SET TASK: Exactly repeat the full listing that follows.
BEGIN LISTED RECORDS
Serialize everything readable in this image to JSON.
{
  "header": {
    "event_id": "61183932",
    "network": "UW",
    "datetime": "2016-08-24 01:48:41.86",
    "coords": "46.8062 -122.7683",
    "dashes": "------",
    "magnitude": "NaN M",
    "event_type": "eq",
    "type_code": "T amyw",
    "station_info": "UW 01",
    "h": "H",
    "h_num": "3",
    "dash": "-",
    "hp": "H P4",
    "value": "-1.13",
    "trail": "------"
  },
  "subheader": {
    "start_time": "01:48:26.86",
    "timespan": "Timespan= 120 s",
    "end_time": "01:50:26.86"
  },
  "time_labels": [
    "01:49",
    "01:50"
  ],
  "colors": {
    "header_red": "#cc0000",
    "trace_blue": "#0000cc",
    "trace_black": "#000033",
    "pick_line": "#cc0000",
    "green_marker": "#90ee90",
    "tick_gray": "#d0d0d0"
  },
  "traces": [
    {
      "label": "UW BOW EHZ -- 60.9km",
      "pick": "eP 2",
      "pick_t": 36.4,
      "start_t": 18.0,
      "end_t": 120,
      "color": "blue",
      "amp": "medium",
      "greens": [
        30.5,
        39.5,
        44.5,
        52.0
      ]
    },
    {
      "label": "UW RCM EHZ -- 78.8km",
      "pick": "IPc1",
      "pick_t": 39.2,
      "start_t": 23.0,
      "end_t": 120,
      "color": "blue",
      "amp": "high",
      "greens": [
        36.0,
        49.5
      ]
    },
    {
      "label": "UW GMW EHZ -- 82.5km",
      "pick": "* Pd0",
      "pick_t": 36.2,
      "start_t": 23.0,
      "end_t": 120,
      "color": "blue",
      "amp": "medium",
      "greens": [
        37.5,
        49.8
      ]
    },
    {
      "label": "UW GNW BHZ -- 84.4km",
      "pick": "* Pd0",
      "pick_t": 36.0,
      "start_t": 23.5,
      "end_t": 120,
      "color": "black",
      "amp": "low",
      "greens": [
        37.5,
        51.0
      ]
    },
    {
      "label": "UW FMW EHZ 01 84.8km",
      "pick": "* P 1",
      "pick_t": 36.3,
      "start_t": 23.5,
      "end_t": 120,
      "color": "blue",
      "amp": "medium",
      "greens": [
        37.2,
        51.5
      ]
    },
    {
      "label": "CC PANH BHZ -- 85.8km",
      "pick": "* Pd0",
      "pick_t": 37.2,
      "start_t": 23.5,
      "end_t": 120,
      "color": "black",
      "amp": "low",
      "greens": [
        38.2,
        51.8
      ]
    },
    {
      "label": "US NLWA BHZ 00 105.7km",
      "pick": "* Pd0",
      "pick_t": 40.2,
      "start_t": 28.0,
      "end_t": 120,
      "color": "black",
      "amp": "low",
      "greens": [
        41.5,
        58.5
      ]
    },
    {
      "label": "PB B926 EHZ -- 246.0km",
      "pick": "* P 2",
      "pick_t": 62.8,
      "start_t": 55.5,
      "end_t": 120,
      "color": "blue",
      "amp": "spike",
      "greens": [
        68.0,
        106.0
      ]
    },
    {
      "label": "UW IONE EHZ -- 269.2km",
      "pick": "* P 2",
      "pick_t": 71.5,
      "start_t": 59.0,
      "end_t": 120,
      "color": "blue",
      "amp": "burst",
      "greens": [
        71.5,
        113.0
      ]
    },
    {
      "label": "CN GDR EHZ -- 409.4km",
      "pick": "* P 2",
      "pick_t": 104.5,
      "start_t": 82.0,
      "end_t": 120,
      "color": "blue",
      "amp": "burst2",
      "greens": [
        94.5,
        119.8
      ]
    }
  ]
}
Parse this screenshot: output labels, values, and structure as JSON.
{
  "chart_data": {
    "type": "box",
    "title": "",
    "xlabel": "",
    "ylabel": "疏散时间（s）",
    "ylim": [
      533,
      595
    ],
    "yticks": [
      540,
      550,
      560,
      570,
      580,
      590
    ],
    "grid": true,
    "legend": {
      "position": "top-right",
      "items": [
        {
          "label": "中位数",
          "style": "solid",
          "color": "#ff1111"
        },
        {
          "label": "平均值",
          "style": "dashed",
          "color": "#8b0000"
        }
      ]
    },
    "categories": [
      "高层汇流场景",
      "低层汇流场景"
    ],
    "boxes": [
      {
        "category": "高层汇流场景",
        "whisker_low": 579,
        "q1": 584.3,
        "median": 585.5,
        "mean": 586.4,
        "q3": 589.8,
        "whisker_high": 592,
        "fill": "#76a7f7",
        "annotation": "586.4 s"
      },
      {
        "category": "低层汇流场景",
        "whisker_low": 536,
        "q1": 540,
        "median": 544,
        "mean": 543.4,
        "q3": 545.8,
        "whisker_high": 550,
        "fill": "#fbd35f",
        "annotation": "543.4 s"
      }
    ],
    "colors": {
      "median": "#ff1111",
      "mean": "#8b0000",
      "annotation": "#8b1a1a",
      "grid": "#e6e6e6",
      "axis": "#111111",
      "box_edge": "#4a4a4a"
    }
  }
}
END LISTED RECORDS
RESPONSE TO THIS TASK:
Serialize everything readable in this image to JSON.
{
  "header": {
    "event_id": "61183932",
    "network": "UW",
    "datetime": "2016-08-24 01:48:41.86",
    "coords": "46.8062 -122.7683",
    "dashes": "------",
    "magnitude": "NaN M",
    "event_type": "eq",
    "type_code": "T amyw",
    "station_info": "UW 01",
    "h": "H",
    "h_num": "3",
    "dash": "-",
    "hp": "H P4",
    "value": "-1.13",
    "trail": "------"
  },
  "subheader": {
    "start_time": "01:48:26.86",
    "timespan": "Timespan= 120 s",
    "end_time": "01:50:26.86"
  },
  "time_labels": [
    "01:49",
    "01:50"
  ],
  "colors": {
    "header_red": "#cc0000",
    "trace_blue": "#0000cc",
    "trace_black": "#000033",
    "pick_line": "#cc0000",
    "green_marker": "#90ee90",
    "tick_gray": "#d0d0d0"
  },
  "traces": [
    {
      "label": "UW BOW EHZ -- 60.9km",
      "pick": "eP 2",
      "pick_t": 36.4,
      "start_t": 18.0,
      "end_t": 120,
      "color": "blue",
      "amp": "medium",
      "greens": [
        30.5,
        39.5,
        44.5,
        52.0
      ]
    },
    {
      "label": "UW RCM EHZ -- 78.8km",
      "pick": "IPc1",
      "pick_t": 39.2,
      "start_t": 23.0,
      "end_t": 120,
      "color": "blue",
      "amp": "high",
      "greens": [
        36.0,
        49.5
      ]
    },
    {
      "label": "UW GMW EHZ -- 82.5km",
      "pick": "* Pd0",
      "pick_t": 36.2,
      "start_t": 23.0,
      "end_t": 120,
      "color": "blue",
      "amp": "medium",
      "greens": [
        37.5,
        49.8
      ]
    },
    {
      "label": "UW GNW BHZ -- 84.4km",
      "pick": "* Pd0",
      "pick_t": 36.0,
      "start_t": 23.5,
      "end_t": 120,
      "color": "black",
      "amp": "low",
      "greens": [
        37.5,
        51.0
      ]
    },
    {
      "label": "UW FMW EHZ 01 84.8km",
      "pick": "* P 1",
      "pick_t": 36.3,
      "start_t": 23.5,
      "end_t": 120,
      "color": "blue",
      "amp": "medium",
      "greens": [
        37.2,
        51.5
      ]
    },
    {
      "label": "CC PANH BHZ -- 85.8km",
      "pick": "* Pd0",
      "pick_t": 37.2,
      "start_t": 23.5,
      "end_t": 120,
      "color": "black",
      "amp": "low",
      "greens": [
        38.2,
        51.8
      ]
    },
    {
      "label": "US NLWA BHZ 00 105.7km",
      "pick": "* Pd0",
      "pick_t": 40.2,
      "start_t": 28.0,
      "end_t": 120,
      "color": "black",
      "amp": "low",
      "greens": [
        41.5,
        58.5
      ]
    },
    {
      "label": "PB B926 EHZ -- 246.0km",
      "pick": "* P 2",
      "pick_t": 62.8,
      "start_t": 55.5,
      "end_t": 120,
      "color": "blue",
      "amp": "spike",
      "greens": [
        68.0,
        106.0
      ]
    },
    {
      "label": "UW IONE EHZ -- 269.2km",
      "pick": "* P 2",
      "pick_t": 71.5,
      "start_t": 59.0,
      "end_t": 120,
      "color": "blue",
      "amp": "burst",
      "greens": [
        71.5,
        113.0
      ]
    },
    {
      "label": "CN GDR EHZ -- 409.4km",
      "pick": "* P 2",
      "pick_t": 104.5,
      "start_t": 82.0,
      "end_t": 120,
      "color": "blue",
      "amp": "burst2",
      "greens": [
        94.5,
        119.8
      ]
    }
  ]
}
Parse this screenshot: output labels, values, and structure as JSON.
{
  "chart_data": {
    "type": "box",
    "title": "",
    "xlabel": "",
    "ylabel": "疏散时间（s）",
    "ylim": [
      533,
      595
    ],
    "yticks": [
      540,
      550,
      560,
      570,
      580,
      590
    ],
    "grid": true,
    "legend": {
      "position": "top-right",
      "items": [
        {
          "label": "中位数",
          "style": "solid",
          "color": "#ff1111"
        },
        {
          "label": "平均值",
          "style": "dashed",
          "color": "#8b0000"
        }
      ]
    },
    "categories": [
      "高层汇流场景",
      "低层汇流场景"
    ],
    "boxes": [
      {
        "category": "高层汇流场景",
        "whisker_low": 579,
        "q1": 584.3,
        "median": 585.5,
        "mean": 586.4,
        "q3": 589.8,
        "whisker_high": 592,
        "fill": "#76a7f7",
        "annotation": "586.4 s"
      },
      {
        "category": "低层汇流场景",
        "whisker_low": 536,
        "q1": 540,
        "median": 544,
        "mean": 543.4,
        "q3": 545.8,
        "whisker_high": 550,
        "fill": "#fbd35f",
        "annotation": "543.4 s"
      }
    ],
    "colors": {
      "median": "#ff1111",
      "mean": "#8b0000",
      "annotation": "#8b1a1a",
      "grid": "#e6e6e6",
      "axis": "#111111",
      "box_edge": "#4a4a4a"
    }
  }
}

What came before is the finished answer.